##### Material shown

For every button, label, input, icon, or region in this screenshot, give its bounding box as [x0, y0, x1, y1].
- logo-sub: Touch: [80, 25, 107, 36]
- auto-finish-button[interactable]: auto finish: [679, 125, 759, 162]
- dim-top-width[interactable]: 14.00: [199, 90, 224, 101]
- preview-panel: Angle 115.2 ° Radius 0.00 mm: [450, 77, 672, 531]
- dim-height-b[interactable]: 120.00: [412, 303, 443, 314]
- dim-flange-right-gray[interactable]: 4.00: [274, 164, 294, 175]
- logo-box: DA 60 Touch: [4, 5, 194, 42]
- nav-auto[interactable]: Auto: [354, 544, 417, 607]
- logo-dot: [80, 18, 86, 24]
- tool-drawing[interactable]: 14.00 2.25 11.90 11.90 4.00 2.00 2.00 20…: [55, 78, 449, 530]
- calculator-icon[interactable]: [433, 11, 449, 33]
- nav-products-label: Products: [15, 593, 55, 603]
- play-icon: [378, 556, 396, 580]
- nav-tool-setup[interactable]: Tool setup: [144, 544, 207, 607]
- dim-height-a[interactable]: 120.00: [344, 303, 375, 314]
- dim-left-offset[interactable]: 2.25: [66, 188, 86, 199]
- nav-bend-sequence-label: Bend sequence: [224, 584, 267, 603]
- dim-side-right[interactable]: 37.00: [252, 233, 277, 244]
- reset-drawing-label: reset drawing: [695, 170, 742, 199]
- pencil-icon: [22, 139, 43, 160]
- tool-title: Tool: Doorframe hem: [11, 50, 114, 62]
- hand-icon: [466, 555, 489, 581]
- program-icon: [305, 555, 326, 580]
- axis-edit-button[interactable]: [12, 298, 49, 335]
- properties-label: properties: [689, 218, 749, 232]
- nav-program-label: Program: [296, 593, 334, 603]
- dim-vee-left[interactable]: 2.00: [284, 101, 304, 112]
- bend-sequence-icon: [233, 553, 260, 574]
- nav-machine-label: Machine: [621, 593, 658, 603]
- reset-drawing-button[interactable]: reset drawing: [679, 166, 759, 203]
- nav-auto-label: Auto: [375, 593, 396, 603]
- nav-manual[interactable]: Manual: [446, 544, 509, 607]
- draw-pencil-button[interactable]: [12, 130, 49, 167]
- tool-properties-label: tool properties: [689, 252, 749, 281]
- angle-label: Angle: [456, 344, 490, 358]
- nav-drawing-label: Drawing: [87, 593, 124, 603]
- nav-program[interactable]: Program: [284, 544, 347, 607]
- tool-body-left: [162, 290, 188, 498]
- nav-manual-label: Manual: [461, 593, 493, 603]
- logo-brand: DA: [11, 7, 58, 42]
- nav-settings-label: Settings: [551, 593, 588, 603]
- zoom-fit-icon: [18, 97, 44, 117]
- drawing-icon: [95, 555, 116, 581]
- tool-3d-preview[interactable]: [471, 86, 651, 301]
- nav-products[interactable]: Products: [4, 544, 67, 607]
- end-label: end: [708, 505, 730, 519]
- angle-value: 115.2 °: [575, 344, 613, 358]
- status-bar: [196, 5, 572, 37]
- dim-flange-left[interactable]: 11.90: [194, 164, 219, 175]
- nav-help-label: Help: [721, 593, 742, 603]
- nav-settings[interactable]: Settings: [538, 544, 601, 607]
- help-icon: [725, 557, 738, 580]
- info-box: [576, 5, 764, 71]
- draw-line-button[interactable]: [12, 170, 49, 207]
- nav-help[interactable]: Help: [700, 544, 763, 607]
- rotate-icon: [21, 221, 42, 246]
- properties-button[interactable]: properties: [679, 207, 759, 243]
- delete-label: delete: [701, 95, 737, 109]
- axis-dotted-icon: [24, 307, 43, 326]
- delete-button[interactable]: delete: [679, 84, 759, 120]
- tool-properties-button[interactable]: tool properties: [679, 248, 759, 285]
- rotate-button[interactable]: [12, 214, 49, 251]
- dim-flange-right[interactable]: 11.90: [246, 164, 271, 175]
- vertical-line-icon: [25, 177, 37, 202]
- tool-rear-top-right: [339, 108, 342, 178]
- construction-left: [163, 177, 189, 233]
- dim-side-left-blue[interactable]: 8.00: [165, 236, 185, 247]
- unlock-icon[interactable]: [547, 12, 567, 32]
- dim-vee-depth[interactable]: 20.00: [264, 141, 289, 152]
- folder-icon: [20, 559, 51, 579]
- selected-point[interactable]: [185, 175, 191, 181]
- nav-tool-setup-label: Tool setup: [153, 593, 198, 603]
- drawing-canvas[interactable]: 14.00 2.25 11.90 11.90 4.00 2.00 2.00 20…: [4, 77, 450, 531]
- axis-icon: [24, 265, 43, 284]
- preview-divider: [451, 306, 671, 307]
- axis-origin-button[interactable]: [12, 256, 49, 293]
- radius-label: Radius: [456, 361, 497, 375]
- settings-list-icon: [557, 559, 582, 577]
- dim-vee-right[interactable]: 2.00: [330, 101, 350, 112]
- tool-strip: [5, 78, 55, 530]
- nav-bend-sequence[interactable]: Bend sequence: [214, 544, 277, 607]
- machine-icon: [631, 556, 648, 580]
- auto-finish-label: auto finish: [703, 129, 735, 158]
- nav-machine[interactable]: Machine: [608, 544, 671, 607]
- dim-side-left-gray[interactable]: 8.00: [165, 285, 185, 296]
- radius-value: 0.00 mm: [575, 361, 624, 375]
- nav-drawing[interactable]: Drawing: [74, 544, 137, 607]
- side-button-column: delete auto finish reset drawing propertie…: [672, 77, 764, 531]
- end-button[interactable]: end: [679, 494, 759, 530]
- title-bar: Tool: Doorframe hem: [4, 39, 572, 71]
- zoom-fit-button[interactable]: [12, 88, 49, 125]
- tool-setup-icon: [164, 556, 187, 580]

##########
##### Material shown

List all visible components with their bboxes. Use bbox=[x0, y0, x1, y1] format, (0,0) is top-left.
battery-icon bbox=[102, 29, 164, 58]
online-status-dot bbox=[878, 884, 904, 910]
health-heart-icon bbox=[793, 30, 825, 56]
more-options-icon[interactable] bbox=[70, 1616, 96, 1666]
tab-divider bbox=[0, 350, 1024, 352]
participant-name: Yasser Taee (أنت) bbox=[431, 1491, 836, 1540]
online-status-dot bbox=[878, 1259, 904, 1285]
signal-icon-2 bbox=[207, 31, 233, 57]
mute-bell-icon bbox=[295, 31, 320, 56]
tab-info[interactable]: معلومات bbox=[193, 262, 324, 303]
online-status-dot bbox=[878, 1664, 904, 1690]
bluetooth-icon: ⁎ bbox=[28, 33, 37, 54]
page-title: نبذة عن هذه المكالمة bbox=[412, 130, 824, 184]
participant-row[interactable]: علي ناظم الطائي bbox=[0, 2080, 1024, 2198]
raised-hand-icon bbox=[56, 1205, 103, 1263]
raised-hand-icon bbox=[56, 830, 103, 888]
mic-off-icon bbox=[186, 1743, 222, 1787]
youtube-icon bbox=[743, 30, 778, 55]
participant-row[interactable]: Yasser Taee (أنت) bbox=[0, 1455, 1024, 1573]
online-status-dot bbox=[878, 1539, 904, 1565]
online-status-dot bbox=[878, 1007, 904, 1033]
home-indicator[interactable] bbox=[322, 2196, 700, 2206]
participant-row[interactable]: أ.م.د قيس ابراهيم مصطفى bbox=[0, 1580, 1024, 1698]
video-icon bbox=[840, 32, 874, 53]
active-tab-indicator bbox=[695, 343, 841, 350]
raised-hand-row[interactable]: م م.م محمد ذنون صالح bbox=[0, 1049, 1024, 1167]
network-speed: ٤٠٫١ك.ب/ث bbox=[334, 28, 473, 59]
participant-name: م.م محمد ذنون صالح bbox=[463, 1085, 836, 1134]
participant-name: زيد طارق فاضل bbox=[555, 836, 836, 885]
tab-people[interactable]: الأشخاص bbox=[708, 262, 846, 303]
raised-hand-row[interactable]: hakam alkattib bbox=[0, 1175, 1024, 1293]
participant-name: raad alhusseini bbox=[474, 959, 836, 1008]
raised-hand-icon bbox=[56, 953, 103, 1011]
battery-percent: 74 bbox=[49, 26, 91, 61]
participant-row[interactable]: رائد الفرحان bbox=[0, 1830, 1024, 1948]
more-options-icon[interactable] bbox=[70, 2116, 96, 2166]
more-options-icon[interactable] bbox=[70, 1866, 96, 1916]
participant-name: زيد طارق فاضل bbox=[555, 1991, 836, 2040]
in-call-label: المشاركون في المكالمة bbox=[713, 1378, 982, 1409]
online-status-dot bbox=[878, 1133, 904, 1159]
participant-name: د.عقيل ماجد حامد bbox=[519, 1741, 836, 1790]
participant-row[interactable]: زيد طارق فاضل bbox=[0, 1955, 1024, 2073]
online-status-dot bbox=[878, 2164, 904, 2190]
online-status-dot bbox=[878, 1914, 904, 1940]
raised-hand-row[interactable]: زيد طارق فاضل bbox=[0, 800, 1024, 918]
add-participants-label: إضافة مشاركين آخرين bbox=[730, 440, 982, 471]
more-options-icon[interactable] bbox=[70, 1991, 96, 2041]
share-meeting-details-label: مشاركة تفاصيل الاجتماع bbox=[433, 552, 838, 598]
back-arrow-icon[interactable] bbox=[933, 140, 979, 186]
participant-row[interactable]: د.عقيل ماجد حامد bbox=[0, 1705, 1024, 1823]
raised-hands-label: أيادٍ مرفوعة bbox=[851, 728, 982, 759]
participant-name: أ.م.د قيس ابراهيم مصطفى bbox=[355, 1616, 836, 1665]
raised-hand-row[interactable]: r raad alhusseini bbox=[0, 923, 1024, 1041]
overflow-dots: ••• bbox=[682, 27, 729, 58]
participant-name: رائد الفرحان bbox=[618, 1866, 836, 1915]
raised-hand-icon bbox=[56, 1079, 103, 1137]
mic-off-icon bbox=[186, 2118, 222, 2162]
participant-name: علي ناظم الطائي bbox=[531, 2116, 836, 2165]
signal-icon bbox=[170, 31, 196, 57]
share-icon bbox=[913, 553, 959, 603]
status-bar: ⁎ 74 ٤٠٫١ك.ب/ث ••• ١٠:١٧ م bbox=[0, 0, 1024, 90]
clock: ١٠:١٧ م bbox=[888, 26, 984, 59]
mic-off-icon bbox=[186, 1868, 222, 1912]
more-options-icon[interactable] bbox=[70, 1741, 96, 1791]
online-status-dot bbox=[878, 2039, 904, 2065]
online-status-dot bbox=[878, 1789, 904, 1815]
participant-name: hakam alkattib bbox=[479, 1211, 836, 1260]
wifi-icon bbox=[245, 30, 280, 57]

##########

▶ [The exercise]: Recast everything in the listing from the line containing "List all visible" down to the line containing "page-title: نبذة عن" as a Markdown table with the columns Row and Line, where each row holds a row number and one line, and blank lines are omitted.

▶ [Response]:
| Row | Line |
|---|---|
| 1 | List all visible components with their bboxes. Use bbox=[x0, y0, x1, y1] format, (0,0) is top-left. |
| 2 | battery-icon bbox=[102, 29, 164, 58] |
| 3 | online-status-dot bbox=[878, 884, 904, 910] |
| 4 | health-heart-icon bbox=[793, 30, 825, 56] |
| 5 | more-options-icon[interactable] bbox=[70, 1616, 96, 1666] |
| 6 | tab-divider bbox=[0, 350, 1024, 352] |
| 7 | participant-name: Yasser Taee (أنت) bbox=[431, 1491, 836, 1540] |
| 8 | online-status-dot bbox=[878, 1259, 904, 1285] |
| 9 | signal-icon-2 bbox=[207, 31, 233, 57] |
| 10 | mute-bell-icon bbox=[295, 31, 320, 56] |
| 11 | tab-info[interactable]: معلومات bbox=[193, 262, 324, 303] |
| 12 | online-status-dot bbox=[878, 1664, 904, 1690] |
| 13 | bluetooth-icon: ⁎ bbox=[28, 33, 37, 54] |
| 14 | page-title: نبذة عن هذه المكالمة bbox=[412, 130, 824, 184] |